> _WHAT IS EXPECTED_
State the number of lines in these records holding "heads". Say nothing more.

■ ■ ■ ■ ■

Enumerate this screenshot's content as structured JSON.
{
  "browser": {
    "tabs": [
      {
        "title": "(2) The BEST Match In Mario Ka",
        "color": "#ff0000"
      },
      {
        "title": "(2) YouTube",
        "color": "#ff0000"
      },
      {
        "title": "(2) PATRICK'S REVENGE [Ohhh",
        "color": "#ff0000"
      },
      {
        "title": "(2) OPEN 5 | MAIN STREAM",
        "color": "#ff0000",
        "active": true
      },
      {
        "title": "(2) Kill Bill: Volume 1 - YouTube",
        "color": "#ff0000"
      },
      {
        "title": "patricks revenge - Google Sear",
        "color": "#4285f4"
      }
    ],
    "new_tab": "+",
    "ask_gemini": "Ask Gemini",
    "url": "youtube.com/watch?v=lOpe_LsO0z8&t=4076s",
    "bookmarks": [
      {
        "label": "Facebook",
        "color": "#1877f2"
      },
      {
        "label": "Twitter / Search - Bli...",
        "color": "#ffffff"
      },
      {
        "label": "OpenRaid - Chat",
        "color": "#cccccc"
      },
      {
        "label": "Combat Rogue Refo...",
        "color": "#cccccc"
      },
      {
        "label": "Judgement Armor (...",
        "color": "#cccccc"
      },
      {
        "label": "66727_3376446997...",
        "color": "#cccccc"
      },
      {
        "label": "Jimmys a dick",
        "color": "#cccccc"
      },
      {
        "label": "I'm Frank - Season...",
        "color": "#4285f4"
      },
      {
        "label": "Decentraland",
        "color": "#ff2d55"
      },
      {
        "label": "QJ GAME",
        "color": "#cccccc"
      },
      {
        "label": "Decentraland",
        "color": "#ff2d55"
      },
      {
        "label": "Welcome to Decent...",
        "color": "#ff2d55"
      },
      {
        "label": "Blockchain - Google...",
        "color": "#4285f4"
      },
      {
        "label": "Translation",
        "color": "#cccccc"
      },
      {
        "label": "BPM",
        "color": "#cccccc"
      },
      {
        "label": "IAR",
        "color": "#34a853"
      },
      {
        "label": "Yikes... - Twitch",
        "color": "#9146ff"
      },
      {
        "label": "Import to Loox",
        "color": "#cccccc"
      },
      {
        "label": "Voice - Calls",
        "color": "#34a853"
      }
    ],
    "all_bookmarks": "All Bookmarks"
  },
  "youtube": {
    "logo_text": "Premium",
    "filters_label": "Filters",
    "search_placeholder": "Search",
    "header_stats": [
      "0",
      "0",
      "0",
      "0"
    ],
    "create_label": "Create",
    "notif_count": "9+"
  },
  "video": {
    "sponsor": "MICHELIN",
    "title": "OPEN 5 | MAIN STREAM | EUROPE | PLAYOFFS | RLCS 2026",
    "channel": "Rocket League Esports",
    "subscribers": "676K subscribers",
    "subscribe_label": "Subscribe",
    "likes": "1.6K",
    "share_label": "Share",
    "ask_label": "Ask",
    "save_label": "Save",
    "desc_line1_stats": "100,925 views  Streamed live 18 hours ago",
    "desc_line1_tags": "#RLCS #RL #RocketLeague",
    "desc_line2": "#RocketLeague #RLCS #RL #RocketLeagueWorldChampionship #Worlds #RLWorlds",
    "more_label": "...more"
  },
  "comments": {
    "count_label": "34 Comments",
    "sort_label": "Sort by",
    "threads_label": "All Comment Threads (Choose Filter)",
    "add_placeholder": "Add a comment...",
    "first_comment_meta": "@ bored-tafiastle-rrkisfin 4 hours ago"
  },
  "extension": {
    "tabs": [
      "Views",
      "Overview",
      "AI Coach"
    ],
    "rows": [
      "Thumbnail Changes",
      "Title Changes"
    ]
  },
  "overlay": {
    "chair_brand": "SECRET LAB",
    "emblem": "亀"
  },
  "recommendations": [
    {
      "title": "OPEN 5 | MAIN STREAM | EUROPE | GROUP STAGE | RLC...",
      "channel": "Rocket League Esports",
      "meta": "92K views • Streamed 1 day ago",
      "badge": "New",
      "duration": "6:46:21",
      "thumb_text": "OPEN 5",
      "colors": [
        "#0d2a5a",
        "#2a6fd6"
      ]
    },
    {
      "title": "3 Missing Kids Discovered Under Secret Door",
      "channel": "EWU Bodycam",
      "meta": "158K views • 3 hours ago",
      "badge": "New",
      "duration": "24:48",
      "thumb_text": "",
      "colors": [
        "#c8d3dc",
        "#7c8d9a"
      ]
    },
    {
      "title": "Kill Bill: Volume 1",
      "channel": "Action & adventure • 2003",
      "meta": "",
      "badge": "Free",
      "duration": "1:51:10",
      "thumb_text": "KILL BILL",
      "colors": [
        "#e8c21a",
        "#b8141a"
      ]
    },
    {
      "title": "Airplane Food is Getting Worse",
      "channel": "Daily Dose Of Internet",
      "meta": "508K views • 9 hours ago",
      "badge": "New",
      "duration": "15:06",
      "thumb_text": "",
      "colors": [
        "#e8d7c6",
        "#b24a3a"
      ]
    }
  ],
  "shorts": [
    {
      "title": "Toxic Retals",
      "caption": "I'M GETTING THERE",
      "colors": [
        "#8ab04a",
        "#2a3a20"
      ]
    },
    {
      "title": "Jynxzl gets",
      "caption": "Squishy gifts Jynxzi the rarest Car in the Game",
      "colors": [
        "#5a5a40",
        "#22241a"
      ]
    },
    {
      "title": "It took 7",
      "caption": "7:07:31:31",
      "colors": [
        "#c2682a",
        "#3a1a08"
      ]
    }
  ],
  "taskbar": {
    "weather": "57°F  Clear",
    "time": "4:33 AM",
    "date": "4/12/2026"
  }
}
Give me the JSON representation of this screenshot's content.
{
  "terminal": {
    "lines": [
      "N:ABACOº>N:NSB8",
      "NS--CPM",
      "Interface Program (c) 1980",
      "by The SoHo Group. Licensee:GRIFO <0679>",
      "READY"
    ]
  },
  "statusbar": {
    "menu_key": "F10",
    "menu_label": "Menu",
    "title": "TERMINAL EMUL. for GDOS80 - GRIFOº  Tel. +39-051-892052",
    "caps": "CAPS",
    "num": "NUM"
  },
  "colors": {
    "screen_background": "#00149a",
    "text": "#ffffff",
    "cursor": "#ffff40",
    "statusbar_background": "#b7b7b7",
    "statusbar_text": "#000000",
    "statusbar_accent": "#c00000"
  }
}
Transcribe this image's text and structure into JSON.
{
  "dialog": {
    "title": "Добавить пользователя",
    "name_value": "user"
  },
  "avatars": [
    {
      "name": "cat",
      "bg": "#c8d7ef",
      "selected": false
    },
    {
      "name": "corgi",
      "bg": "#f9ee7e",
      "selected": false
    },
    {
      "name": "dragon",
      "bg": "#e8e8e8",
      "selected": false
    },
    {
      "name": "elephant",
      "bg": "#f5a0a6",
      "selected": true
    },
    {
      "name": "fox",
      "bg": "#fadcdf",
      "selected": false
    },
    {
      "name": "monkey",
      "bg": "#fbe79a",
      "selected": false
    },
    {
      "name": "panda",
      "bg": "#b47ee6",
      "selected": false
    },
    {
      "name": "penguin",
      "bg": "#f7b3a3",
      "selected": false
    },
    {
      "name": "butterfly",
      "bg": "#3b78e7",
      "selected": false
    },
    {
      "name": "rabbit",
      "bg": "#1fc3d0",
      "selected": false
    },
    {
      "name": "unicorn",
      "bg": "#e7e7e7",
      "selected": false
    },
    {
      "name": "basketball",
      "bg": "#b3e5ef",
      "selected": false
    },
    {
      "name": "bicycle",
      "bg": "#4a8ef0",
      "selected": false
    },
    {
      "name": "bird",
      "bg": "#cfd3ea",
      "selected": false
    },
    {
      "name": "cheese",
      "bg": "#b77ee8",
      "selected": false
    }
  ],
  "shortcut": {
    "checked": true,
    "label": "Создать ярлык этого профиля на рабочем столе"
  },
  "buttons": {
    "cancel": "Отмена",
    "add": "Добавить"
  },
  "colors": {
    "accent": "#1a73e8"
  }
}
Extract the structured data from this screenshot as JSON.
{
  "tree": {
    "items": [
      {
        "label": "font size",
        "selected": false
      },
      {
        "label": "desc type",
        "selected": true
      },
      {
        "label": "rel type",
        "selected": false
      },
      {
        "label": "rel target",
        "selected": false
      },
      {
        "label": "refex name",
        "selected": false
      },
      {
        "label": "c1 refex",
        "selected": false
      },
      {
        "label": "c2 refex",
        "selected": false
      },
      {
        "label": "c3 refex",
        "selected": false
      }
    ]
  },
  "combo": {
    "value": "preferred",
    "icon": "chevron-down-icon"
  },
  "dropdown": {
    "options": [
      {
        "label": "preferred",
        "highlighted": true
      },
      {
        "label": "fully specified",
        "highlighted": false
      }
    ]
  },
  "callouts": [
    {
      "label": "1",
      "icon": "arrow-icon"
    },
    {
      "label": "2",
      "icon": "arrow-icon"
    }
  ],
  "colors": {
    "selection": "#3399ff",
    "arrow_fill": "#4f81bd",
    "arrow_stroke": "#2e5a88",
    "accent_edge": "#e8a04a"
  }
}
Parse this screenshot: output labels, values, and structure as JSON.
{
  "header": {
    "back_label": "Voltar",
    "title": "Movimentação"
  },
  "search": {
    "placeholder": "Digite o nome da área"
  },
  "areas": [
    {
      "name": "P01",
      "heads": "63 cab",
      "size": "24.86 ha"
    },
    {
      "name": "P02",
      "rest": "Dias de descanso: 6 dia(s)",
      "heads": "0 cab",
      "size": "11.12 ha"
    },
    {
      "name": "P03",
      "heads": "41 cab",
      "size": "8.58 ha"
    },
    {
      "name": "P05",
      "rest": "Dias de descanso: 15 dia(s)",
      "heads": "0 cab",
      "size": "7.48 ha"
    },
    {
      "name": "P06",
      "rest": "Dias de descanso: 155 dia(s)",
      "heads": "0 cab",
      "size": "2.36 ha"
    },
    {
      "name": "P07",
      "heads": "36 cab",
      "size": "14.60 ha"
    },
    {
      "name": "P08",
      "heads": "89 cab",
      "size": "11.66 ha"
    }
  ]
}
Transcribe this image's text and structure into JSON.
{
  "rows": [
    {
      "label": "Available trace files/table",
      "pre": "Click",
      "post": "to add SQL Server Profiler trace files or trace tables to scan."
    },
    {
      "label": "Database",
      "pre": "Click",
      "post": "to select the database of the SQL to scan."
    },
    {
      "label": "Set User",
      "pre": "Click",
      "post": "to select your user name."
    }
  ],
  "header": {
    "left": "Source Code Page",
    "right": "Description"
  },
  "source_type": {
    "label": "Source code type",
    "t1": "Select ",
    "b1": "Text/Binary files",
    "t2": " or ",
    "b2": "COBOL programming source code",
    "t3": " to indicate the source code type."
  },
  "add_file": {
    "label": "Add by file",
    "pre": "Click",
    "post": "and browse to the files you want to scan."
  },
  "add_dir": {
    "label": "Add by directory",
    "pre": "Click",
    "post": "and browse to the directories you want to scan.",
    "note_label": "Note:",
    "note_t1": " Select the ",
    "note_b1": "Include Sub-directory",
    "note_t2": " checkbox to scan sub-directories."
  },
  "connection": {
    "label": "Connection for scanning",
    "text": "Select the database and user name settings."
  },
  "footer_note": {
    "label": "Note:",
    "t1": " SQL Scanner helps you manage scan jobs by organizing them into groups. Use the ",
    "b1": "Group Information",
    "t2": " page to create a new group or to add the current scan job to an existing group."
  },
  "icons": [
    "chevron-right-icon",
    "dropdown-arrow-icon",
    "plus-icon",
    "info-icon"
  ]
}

■ ■ ■ ■ ■

> _EXERCISE SOLUTION_
7